Task prompt:
Write every record out again exactly as given.

(Stored entries)
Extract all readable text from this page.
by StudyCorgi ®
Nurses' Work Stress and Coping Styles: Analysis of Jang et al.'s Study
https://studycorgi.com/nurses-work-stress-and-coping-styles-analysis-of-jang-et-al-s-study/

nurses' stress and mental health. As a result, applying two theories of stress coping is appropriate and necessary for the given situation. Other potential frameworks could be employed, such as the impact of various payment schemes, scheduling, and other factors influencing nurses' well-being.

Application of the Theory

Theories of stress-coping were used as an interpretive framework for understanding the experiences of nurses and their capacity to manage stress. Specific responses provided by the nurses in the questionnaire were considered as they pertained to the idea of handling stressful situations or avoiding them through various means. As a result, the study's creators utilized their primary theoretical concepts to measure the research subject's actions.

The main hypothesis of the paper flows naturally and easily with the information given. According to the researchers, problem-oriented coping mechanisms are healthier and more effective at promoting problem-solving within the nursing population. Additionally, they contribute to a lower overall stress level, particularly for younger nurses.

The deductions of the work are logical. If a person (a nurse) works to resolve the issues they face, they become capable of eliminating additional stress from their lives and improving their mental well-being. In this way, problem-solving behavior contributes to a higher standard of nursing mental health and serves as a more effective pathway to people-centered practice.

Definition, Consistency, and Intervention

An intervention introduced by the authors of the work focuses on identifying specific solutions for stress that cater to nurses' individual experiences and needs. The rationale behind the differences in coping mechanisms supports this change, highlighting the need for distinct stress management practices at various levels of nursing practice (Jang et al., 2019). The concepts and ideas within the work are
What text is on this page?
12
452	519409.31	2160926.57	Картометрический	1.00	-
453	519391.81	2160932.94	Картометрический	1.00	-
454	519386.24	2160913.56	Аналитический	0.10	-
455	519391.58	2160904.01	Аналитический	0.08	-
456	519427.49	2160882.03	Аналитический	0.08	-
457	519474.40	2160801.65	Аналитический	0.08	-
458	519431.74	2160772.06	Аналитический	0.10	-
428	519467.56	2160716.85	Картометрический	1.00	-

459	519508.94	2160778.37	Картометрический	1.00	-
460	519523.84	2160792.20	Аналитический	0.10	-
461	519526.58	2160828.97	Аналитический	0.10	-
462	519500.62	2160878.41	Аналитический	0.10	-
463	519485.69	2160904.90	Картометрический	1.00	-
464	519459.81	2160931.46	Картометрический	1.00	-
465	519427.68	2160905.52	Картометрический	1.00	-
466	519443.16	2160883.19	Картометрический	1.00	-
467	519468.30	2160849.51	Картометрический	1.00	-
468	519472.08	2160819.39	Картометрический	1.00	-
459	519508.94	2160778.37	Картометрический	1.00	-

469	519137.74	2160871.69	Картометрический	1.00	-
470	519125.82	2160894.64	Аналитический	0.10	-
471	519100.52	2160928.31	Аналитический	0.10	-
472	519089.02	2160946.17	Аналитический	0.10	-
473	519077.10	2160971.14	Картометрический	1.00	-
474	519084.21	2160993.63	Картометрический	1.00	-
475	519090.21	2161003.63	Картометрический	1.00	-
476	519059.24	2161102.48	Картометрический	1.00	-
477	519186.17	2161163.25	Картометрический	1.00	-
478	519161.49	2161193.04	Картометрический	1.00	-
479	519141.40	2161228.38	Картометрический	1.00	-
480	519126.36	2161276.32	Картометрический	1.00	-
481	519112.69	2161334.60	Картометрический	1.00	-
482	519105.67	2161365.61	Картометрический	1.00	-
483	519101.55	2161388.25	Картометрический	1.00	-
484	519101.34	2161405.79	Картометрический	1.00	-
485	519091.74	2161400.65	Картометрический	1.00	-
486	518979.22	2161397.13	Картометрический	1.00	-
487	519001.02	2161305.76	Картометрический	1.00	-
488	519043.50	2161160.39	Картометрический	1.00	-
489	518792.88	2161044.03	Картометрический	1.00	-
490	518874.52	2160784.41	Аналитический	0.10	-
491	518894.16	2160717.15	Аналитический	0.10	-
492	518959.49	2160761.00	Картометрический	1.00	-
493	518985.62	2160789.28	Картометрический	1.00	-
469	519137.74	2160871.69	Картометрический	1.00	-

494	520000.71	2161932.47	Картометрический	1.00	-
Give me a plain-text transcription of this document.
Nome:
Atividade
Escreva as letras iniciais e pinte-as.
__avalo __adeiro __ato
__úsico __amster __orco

Solution to this exercise:
Extract all readable text from this page.
by StudyCorgi ®
Nurses' Work Stress and Coping Styles: Analysis of Jang et al.'s Study
https://studycorgi.com/nurses-work-stress-and-coping-styles-analysis-of-jang-et-al-s-study/

nurses' stress and mental health. As a result, applying two theories of stress coping is appropriate and necessary for the given situation. Other potential frameworks could be employed, such as the impact of various payment schemes, scheduling, and other factors influencing nurses' well-being.

Application of the Theory

Theories of stress-coping were used as an interpretive framework for understanding the experiences of nurses and their capacity to manage stress. Specific responses provided by the nurses in the questionnaire were considered as they pertained to the idea of handling stressful situations or avoiding them through various means. As a result, the study's creators utilized their primary theoretical concepts to measure the research subject's actions.

The main hypothesis of the paper flows naturally and easily with the information given. According to the researchers, problem-oriented coping mechanisms are healthier and more effective at promoting problem-solving within the nursing population. Additionally, they contribute to a lower overall stress level, particularly for younger nurses.

The deductions of the work are logical. If a person (a nurse) works to resolve the issues they face, they become capable of eliminating additional stress from their lives and improving their mental well-being. In this way, problem-solving behavior contributes to a higher standard of nursing mental health and serves as a more effective pathway to people-centered practice.

Definition, Consistency, and Intervention

An intervention introduced by the authors of the work focuses on identifying specific solutions for stress that cater to nurses' individual experiences and needs. The rationale behind the differences in coping mechanisms supports this change, highlighting the need for distinct stress management practices at various levels of nursing practice (Jang et al., 2019). The concepts and ideas within the work are
What text is on this page?
12
452	519409.31	2160926.57	Картометрический	1.00	-
453	519391.81	2160932.94	Картометрический	1.00	-
454	519386.24	2160913.56	Аналитический	0.10	-
455	519391.58	2160904.01	Аналитический	0.08	-
456	519427.49	2160882.03	Аналитический	0.08	-
457	519474.40	2160801.65	Аналитический	0.08	-
458	519431.74	2160772.06	Аналитический	0.10	-
428	519467.56	2160716.85	Картометрический	1.00	-

459	519508.94	2160778.37	Картометрический	1.00	-
460	519523.84	2160792.20	Аналитический	0.10	-
461	519526.58	2160828.97	Аналитический	0.10	-
462	519500.62	2160878.41	Аналитический	0.10	-
463	519485.69	2160904.90	Картометрический	1.00	-
464	519459.81	2160931.46	Картометрический	1.00	-
465	519427.68	2160905.52	Картометрический	1.00	-
466	519443.16	2160883.19	Картометрический	1.00	-
467	519468.30	2160849.51	Картометрический	1.00	-
468	519472.08	2160819.39	Картометрический	1.00	-
459	519508.94	2160778.37	Картометрический	1.00	-

469	519137.74	2160871.69	Картометрический	1.00	-
470	519125.82	2160894.64	Аналитический	0.10	-
471	519100.52	2160928.31	Аналитический	0.10	-
472	519089.02	2160946.17	Аналитический	0.10	-
473	519077.10	2160971.14	Картометрический	1.00	-
474	519084.21	2160993.63	Картометрический	1.00	-
475	519090.21	2161003.63	Картометрический	1.00	-
476	519059.24	2161102.48	Картометрический	1.00	-
477	519186.17	2161163.25	Картометрический	1.00	-
478	519161.49	2161193.04	Картометрический	1.00	-
479	519141.40	2161228.38	Картометрический	1.00	-
480	519126.36	2161276.32	Картометрический	1.00	-
481	519112.69	2161334.60	Картометрический	1.00	-
482	519105.67	2161365.61	Картометрический	1.00	-
483	519101.55	2161388.25	Картометрический	1.00	-
484	519101.34	2161405.79	Картометрический	1.00	-
485	519091.74	2161400.65	Картометрический	1.00	-
486	518979.22	2161397.13	Картометрический	1.00	-
487	519001.02	2161305.76	Картометрический	1.00	-
488	519043.50	2161160.39	Картометрический	1.00	-
489	518792.88	2161044.03	Картометрический	1.00	-
490	518874.52	2160784.41	Аналитический	0.10	-
491	518894.16	2160717.15	Аналитический	0.10	-
492	518959.49	2160761.00	Картометрический	1.00	-
493	518985.62	2160789.28	Картометрический	1.00	-
469	519137.74	2160871.69	Картометрический	1.00	-

494	520000.71	2161932.47	Картометрический	1.00	-
Give me a plain-text transcription of this document.
Nome:
Atividade
Escreva as letras iniciais e pinte-as.
__avalo __adeiro __ato
__úsico __amster __orco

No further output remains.